# Problem to work on
Reproduce every line of the material below, but drop the pictures.

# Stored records

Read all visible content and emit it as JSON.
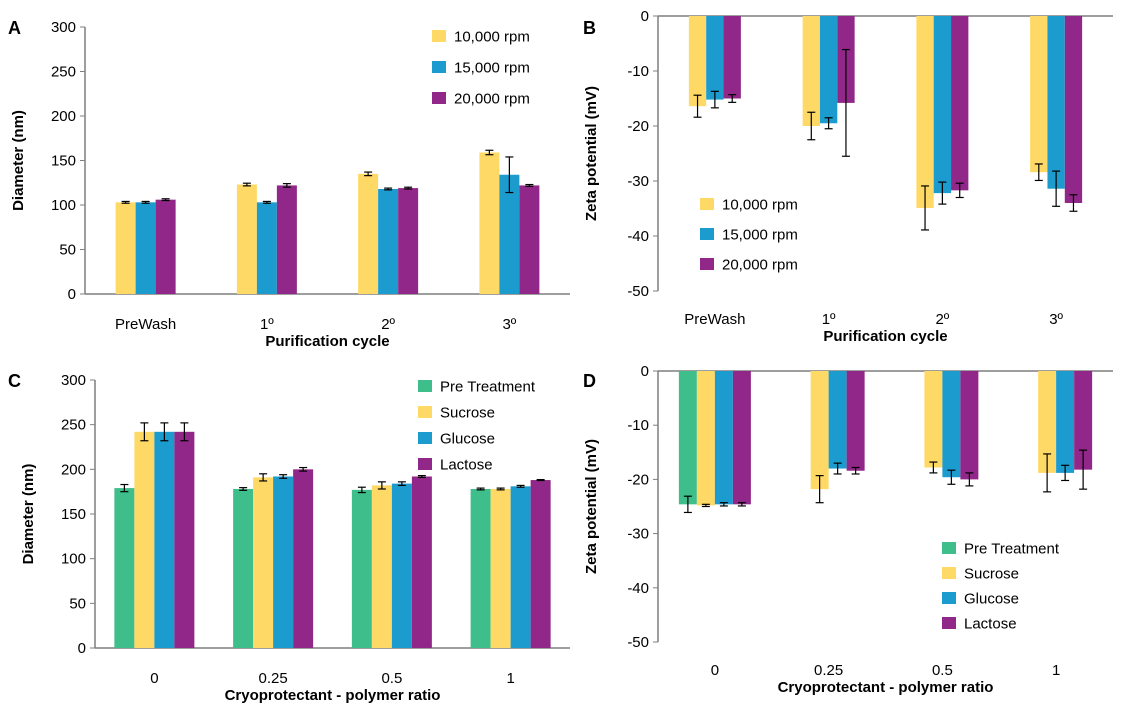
{
  "colors": {
    "rpm10000": "#FFD966",
    "rpm15000": "#1C9BCE",
    "rpm20000": "#912889",
    "pretreatment": "#3DBE8A",
    "sucrose": "#FFD966",
    "glucose": "#1C9BCE",
    "lactose": "#912889",
    "axis": "#7f7f7f",
    "errorbar": "#000000"
  },
  "chart_data": [
    {
      "panel": "A",
      "type": "bar",
      "xlabel": "Purification cycle",
      "ylabel": "Diameter (nm)",
      "categories": [
        "PreWash",
        "1º",
        "2º",
        "3º"
      ],
      "ylim": [
        0,
        300
      ],
      "yticks": [
        0,
        50,
        100,
        150,
        200,
        250,
        300
      ],
      "legend_position": "top-right",
      "series": [
        {
          "name": "10,000 rpm",
          "color_key": "rpm10000",
          "values": [
            103,
            123,
            135,
            159
          ],
          "errors": [
            1,
            1.5,
            2,
            2.5
          ]
        },
        {
          "name": "15,000 rpm",
          "color_key": "rpm15000",
          "values": [
            103,
            103,
            118,
            134
          ],
          "errors": [
            1,
            1,
            1,
            20
          ]
        },
        {
          "name": "20,000 rpm",
          "color_key": "rpm20000",
          "values": [
            106,
            122,
            119,
            122
          ],
          "errors": [
            1,
            2,
            1,
            1
          ]
        }
      ]
    },
    {
      "panel": "B",
      "type": "bar",
      "xlabel": "Purification cycle",
      "ylabel": "Zeta potential (mV)",
      "categories": [
        "PreWash",
        "1º",
        "2º",
        "3º"
      ],
      "ylim": [
        -50,
        0
      ],
      "yticks": [
        0,
        -10,
        -20,
        -30,
        -40,
        -50
      ],
      "legend_position": "bottom-left",
      "series": [
        {
          "name": "10,000 rpm",
          "color_key": "rpm10000",
          "values": [
            -16.4,
            -20.0,
            -34.9,
            -28.4
          ],
          "errors": [
            2.0,
            2.5,
            4.0,
            1.5
          ]
        },
        {
          "name": "15,000 rpm",
          "color_key": "rpm15000",
          "values": [
            -15.2,
            -19.5,
            -32.2,
            -31.4
          ],
          "errors": [
            1.5,
            1.0,
            2.0,
            3.2
          ]
        },
        {
          "name": "20,000 rpm",
          "color_key": "rpm20000",
          "values": [
            -15.0,
            -15.8,
            -31.7,
            -34.0
          ],
          "errors": [
            0.7,
            9.7,
            1.3,
            1.5
          ]
        }
      ]
    },
    {
      "panel": "C",
      "type": "bar",
      "xlabel": "Cryoprotectant  - polymer ratio",
      "ylabel": "Diameter (nm)",
      "categories": [
        "0",
        "0.25",
        "0.5",
        "1"
      ],
      "ylim": [
        0,
        300
      ],
      "yticks": [
        0,
        50,
        100,
        150,
        200,
        250,
        300
      ],
      "legend_position": "top-right",
      "series": [
        {
          "name": "Pre Treatment",
          "color_key": "pretreatment",
          "values": [
            179,
            178,
            177,
            178
          ],
          "errors": [
            4,
            1.5,
            3,
            1
          ]
        },
        {
          "name": "Sucrose",
          "color_key": "sucrose",
          "values": [
            242,
            191,
            182,
            178
          ],
          "errors": [
            10,
            4,
            4,
            1
          ]
        },
        {
          "name": "Glucose",
          "color_key": "glucose",
          "values": [
            242,
            192,
            184,
            181
          ],
          "errors": [
            10,
            2,
            2,
            1
          ]
        },
        {
          "name": "Lactose",
          "color_key": "lactose",
          "values": [
            242,
            200,
            192,
            188
          ],
          "errors": [
            10,
            2,
            1,
            0.5
          ]
        }
      ]
    },
    {
      "panel": "D",
      "type": "bar",
      "xlabel": "Cryoprotectant  - polymer ratio",
      "ylabel": "Zeta potential (mV)",
      "categories": [
        "0",
        "0.25",
        "0.5",
        "1"
      ],
      "ylim": [
        -50,
        0
      ],
      "yticks": [
        0,
        -10,
        -20,
        -30,
        -40,
        -50
      ],
      "legend_position": "bottom-right",
      "series": [
        {
          "name": "Pre Treatment",
          "color_key": "pretreatment",
          "values": [
            -24.6,
            null,
            null,
            null
          ],
          "errors": [
            1.5,
            0,
            0,
            0
          ]
        },
        {
          "name": "Sucrose",
          "color_key": "sucrose",
          "values": [
            -24.8,
            -21.8,
            -17.8,
            -18.8
          ],
          "errors": [
            0.2,
            2.5,
            1.0,
            3.5
          ]
        },
        {
          "name": "Glucose",
          "color_key": "glucose",
          "values": [
            -24.6,
            -18.0,
            -19.6,
            -18.8
          ],
          "errors": [
            0.3,
            1.0,
            1.3,
            1.4
          ]
        },
        {
          "name": "Lactose",
          "color_key": "lactose",
          "values": [
            -24.6,
            -18.4,
            -20.0,
            -18.2
          ],
          "errors": [
            0.3,
            0.6,
            1.2,
            3.6
          ]
        }
      ]
    }
  ]
}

# Solution for this task
Read all visible content and emit it as JSON.
{
  "colors": {
    "rpm10000": "#FFD966",
    "rpm15000": "#1C9BCE",
    "rpm20000": "#912889",
    "pretreatment": "#3DBE8A",
    "sucrose": "#FFD966",
    "glucose": "#1C9BCE",
    "lactose": "#912889",
    "axis": "#7f7f7f",
    "errorbar": "#000000"
  },
  "chart_data": [
    {
      "panel": "A",
      "type": "bar",
      "xlabel": "Purification cycle",
      "ylabel": "Diameter (nm)",
      "categories": [
        "PreWash",
        "1º",
        "2º",
        "3º"
      ],
      "ylim": [
        0,
        300
      ],
      "yticks": [
        0,
        50,
        100,
        150,
        200,
        250,
        300
      ],
      "legend_position": "top-right",
      "series": [
        {
          "name": "10,000 rpm",
          "color_key": "rpm10000",
          "values": [
            103,
            123,
            135,
            159
          ],
          "errors": [
            1,
            1.5,
            2,
            2.5
          ]
        },
        {
          "name": "15,000 rpm",
          "color_key": "rpm15000",
          "values": [
            103,
            103,
            118,
            134
          ],
          "errors": [
            1,
            1,
            1,
            20
          ]
        },
        {
          "name": "20,000 rpm",
          "color_key": "rpm20000",
          "values": [
            106,
            122,
            119,
            122
          ],
          "errors": [
            1,
            2,
            1,
            1
          ]
        }
      ]
    },
    {
      "panel": "B",
      "type": "bar",
      "xlabel": "Purification cycle",
      "ylabel": "Zeta potential (mV)",
      "categories": [
        "PreWash",
        "1º",
        "2º",
        "3º"
      ],
      "ylim": [
        -50,
        0
      ],
      "yticks": [
        0,
        -10,
        -20,
        -30,
        -40,
        -50
      ],
      "legend_position": "bottom-left",
      "series": [
        {
          "name": "10,000 rpm",
          "color_key": "rpm10000",
          "values": [
            -16.4,
            -20.0,
            -34.9,
            -28.4
          ],
          "errors": [
            2.0,
            2.5,
            4.0,
            1.5
          ]
        },
        {
          "name": "15,000 rpm",
          "color_key": "rpm15000",
          "values": [
            -15.2,
            -19.5,
            -32.2,
            -31.4
          ],
          "errors": [
            1.5,
            1.0,
            2.0,
            3.2
          ]
        },
        {
          "name": "20,000 rpm",
          "color_key": "rpm20000",
          "values": [
            -15.0,
            -15.8,
            -31.7,
            -34.0
          ],
          "errors": [
            0.7,
            9.7,
            1.3,
            1.5
          ]
        }
      ]
    },
    {
      "panel": "C",
      "type": "bar",
      "xlabel": "Cryoprotectant  - polymer ratio",
      "ylabel": "Diameter (nm)",
      "categories": [
        "0",
        "0.25",
        "0.5",
        "1"
      ],
      "ylim": [
        0,
        300
      ],
      "yticks": [
        0,
        50,
        100,
        150,
        200,
        250,
        300
      ],
      "legend_position": "top-right",
      "series": [
        {
          "name": "Pre Treatment",
          "color_key": "pretreatment",
          "values": [
            179,
            178,
            177,
            178
          ],
          "errors": [
            4,
            1.5,
            3,
            1
          ]
        },
        {
          "name": "Sucrose",
          "color_key": "sucrose",
          "values": [
            242,
            191,
            182,
            178
          ],
          "errors": [
            10,
            4,
            4,
            1
          ]
        },
        {
          "name": "Glucose",
          "color_key": "glucose",
          "values": [
            242,
            192,
            184,
            181
          ],
          "errors": [
            10,
            2,
            2,
            1
          ]
        },
        {
          "name": "Lactose",
          "color_key": "lactose",
          "values": [
            242,
            200,
            192,
            188
          ],
          "errors": [
            10,
            2,
            1,
            0.5
          ]
        }
      ]
    },
    {
      "panel": "D",
      "type": "bar",
      "xlabel": "Cryoprotectant  - polymer ratio",
      "ylabel": "Zeta potential (mV)",
      "categories": [
        "0",
        "0.25",
        "0.5",
        "1"
      ],
      "ylim": [
        -50,
        0
      ],
      "yticks": [
        0,
        -10,
        -20,
        -30,
        -40,
        -50
      ],
      "legend_position": "bottom-right",
      "series": [
        {
          "name": "Pre Treatment",
          "color_key": "pretreatment",
          "values": [
            -24.6,
            null,
            null,
            null
          ],
          "errors": [
            1.5,
            0,
            0,
            0
          ]
        },
        {
          "name": "Sucrose",
          "color_key": "sucrose",
          "values": [
            -24.8,
            -21.8,
            -17.8,
            -18.8
          ],
          "errors": [
            0.2,
            2.5,
            1.0,
            3.5
          ]
        },
        {
          "name": "Glucose",
          "color_key": "glucose",
          "values": [
            -24.6,
            -18.0,
            -19.6,
            -18.8
          ],
          "errors": [
            0.3,
            1.0,
            1.3,
            1.4
          ]
        },
        {
          "name": "Lactose",
          "color_key": "lactose",
          "values": [
            -24.6,
            -18.4,
            -20.0,
            -18.2
          ],
          "errors": [
            0.3,
            0.6,
            1.2,
            3.6
          ]
        }
      ]
    }
  ]
}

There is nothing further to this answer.